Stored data
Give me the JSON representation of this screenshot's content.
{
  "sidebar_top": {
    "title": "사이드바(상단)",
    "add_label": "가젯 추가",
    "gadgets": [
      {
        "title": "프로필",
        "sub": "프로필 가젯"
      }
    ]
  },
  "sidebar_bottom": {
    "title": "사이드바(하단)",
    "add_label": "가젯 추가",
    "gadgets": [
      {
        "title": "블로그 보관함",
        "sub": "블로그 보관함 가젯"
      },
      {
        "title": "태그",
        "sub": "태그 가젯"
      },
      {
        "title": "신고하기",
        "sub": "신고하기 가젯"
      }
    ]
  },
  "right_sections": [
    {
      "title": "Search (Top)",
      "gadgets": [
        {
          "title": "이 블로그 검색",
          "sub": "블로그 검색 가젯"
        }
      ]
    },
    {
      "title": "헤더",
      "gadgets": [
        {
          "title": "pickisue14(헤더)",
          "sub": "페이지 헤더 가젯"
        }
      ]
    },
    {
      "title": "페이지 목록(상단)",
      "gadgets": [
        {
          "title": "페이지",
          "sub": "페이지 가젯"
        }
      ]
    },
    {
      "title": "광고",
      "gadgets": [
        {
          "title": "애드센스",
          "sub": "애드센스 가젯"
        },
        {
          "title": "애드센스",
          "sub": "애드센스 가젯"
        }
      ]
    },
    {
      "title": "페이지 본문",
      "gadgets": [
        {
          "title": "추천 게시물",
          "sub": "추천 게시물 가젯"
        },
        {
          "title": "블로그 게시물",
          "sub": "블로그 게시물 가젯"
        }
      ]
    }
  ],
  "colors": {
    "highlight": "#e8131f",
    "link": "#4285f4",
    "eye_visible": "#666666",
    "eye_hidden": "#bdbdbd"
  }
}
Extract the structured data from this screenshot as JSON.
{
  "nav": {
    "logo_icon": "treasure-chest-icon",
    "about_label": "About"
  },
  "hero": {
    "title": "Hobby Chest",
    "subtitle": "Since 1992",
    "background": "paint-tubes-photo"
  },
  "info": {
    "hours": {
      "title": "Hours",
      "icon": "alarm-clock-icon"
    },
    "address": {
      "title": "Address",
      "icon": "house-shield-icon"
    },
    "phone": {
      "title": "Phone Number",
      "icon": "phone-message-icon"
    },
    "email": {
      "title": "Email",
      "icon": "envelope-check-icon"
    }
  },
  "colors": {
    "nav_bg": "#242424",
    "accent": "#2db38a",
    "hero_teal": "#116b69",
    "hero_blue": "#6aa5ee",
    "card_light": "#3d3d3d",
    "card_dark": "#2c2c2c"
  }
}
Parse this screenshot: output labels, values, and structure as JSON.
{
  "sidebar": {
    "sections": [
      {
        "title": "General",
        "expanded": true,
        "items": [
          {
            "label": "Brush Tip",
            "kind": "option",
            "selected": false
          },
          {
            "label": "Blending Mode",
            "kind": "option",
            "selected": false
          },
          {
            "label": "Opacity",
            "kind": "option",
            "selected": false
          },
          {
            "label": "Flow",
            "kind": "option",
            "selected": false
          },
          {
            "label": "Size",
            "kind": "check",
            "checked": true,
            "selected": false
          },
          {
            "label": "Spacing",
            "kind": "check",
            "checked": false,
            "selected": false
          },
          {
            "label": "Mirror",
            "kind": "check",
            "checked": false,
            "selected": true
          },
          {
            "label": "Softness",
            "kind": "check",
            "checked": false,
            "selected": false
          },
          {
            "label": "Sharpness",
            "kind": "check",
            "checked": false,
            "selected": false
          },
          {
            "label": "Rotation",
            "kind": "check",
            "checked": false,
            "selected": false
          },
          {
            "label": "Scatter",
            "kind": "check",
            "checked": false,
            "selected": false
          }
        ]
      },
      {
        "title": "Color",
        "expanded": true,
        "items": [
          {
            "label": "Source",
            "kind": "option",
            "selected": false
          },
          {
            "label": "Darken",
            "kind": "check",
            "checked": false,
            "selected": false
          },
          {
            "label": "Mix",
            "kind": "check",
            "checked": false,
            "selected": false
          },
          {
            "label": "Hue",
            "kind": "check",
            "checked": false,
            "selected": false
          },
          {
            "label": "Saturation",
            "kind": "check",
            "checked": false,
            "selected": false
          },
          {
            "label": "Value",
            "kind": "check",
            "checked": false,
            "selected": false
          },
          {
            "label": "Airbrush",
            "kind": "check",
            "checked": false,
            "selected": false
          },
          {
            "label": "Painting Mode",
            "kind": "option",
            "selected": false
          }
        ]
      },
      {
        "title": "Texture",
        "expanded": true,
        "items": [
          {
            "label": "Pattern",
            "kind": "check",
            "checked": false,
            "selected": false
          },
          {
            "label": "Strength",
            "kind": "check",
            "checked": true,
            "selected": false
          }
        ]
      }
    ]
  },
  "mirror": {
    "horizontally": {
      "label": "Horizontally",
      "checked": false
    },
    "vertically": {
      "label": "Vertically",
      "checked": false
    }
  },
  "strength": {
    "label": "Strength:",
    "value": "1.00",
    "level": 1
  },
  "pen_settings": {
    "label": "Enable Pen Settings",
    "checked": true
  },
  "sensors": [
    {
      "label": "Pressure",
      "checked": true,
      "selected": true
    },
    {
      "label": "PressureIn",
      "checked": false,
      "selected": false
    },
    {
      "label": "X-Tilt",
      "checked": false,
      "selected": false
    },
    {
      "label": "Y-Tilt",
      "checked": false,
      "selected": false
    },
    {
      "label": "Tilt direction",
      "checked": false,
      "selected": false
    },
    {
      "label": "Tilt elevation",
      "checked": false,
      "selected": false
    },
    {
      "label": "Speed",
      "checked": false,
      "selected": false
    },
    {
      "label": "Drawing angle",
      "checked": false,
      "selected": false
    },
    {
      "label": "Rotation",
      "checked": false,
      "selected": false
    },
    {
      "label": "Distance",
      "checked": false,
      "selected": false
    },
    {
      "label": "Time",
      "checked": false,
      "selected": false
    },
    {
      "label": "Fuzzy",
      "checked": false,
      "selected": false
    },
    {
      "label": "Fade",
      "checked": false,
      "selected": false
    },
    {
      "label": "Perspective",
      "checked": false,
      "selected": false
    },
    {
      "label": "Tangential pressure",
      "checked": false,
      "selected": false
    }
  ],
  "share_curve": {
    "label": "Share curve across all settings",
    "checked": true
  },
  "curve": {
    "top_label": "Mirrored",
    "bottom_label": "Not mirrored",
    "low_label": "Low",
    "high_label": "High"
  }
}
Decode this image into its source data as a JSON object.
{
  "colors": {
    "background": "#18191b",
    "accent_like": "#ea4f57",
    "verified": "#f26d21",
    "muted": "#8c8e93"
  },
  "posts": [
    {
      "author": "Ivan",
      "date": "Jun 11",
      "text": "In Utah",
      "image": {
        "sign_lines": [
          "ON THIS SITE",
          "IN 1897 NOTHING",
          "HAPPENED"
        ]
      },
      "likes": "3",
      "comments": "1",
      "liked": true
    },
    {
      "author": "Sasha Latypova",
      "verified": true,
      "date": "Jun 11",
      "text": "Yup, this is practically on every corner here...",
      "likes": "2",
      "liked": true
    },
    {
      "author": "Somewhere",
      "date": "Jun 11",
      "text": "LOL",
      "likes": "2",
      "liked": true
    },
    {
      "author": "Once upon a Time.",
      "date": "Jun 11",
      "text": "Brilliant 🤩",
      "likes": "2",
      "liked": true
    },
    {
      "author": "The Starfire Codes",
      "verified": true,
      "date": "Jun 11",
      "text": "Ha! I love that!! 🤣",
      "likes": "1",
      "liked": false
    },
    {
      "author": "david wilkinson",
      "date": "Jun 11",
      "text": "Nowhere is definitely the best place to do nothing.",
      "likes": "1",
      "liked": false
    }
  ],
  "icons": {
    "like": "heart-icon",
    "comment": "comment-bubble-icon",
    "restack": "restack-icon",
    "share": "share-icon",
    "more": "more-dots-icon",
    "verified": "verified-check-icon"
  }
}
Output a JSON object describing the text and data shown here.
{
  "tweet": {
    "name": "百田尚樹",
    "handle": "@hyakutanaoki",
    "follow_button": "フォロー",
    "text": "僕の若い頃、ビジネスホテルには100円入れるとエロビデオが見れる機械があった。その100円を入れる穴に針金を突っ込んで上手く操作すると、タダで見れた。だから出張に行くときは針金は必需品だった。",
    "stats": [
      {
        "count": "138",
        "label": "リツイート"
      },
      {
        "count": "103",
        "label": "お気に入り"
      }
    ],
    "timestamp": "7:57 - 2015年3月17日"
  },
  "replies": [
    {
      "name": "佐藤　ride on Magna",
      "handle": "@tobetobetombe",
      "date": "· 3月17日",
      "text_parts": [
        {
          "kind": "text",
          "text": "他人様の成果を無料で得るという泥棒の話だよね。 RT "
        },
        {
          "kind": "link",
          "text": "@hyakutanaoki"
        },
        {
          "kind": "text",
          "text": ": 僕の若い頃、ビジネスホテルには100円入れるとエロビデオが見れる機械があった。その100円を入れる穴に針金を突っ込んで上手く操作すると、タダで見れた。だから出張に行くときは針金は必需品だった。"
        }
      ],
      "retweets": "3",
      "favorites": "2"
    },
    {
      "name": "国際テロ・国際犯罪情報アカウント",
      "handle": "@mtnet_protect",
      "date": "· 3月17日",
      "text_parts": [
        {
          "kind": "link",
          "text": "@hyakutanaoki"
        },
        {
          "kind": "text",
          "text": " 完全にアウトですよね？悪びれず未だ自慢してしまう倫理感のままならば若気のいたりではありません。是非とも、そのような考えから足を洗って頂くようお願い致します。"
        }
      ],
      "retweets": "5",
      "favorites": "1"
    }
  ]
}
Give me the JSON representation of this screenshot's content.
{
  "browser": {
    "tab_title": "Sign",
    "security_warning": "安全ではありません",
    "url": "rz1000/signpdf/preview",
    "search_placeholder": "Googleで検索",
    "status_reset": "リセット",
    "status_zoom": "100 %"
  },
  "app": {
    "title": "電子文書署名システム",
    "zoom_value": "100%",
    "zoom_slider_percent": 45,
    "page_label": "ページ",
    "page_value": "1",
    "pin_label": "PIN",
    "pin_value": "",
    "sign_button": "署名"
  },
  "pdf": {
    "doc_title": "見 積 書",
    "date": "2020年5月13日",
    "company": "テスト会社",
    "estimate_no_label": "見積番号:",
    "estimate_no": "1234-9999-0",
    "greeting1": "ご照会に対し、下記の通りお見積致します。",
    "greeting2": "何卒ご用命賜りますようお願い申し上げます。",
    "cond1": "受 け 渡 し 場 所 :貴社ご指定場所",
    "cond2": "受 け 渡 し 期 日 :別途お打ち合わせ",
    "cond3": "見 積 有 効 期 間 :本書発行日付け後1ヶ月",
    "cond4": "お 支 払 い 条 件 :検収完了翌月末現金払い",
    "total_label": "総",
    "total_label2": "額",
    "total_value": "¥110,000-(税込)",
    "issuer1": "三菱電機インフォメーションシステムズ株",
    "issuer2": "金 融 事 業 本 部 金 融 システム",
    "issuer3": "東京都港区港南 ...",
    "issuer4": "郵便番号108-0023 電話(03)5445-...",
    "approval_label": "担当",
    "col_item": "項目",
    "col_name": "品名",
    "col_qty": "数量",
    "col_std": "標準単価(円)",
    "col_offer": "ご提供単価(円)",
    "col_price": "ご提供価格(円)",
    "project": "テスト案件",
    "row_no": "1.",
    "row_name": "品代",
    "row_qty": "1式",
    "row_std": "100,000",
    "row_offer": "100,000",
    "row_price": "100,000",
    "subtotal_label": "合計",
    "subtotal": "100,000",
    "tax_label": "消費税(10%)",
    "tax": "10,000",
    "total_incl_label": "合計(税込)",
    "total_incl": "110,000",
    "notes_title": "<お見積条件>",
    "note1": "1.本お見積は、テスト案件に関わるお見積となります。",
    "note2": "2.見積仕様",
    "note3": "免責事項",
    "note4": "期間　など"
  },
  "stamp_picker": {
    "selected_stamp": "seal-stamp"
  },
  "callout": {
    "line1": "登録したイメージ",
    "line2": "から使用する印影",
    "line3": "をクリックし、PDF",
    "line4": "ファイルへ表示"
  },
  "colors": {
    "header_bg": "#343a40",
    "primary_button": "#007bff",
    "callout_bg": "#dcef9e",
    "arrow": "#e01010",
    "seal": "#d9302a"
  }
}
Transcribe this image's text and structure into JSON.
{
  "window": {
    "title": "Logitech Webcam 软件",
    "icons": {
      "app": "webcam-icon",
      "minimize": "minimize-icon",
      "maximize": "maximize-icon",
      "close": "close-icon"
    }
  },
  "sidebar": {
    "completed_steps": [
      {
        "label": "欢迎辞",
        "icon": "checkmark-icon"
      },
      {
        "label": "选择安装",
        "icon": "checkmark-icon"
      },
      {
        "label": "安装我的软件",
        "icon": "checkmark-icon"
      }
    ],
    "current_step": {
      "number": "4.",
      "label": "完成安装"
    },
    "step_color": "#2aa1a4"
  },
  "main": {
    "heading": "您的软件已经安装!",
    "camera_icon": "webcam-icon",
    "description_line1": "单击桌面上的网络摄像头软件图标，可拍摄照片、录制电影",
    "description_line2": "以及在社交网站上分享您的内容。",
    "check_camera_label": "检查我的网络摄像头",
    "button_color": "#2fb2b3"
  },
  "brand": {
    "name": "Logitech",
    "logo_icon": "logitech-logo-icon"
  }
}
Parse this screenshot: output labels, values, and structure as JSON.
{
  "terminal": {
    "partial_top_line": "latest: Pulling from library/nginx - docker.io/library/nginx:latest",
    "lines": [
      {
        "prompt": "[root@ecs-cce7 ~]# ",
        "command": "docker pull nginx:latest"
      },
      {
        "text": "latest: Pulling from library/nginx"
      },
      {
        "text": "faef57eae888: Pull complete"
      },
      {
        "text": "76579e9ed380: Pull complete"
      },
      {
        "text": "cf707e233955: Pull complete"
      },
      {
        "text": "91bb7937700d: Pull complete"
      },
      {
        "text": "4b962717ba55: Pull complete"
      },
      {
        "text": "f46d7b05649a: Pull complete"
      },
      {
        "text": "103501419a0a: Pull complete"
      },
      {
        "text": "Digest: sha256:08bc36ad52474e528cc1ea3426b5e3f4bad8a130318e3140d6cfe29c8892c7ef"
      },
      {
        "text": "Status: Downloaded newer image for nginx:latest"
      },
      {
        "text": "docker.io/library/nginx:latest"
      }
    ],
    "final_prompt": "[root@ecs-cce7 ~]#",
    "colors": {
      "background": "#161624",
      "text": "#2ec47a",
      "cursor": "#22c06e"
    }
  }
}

#### What needs to be done:
Check each line of the data above for the word "into", then state how many lines have it. Give the number alone.

#### Solution to this problem:
2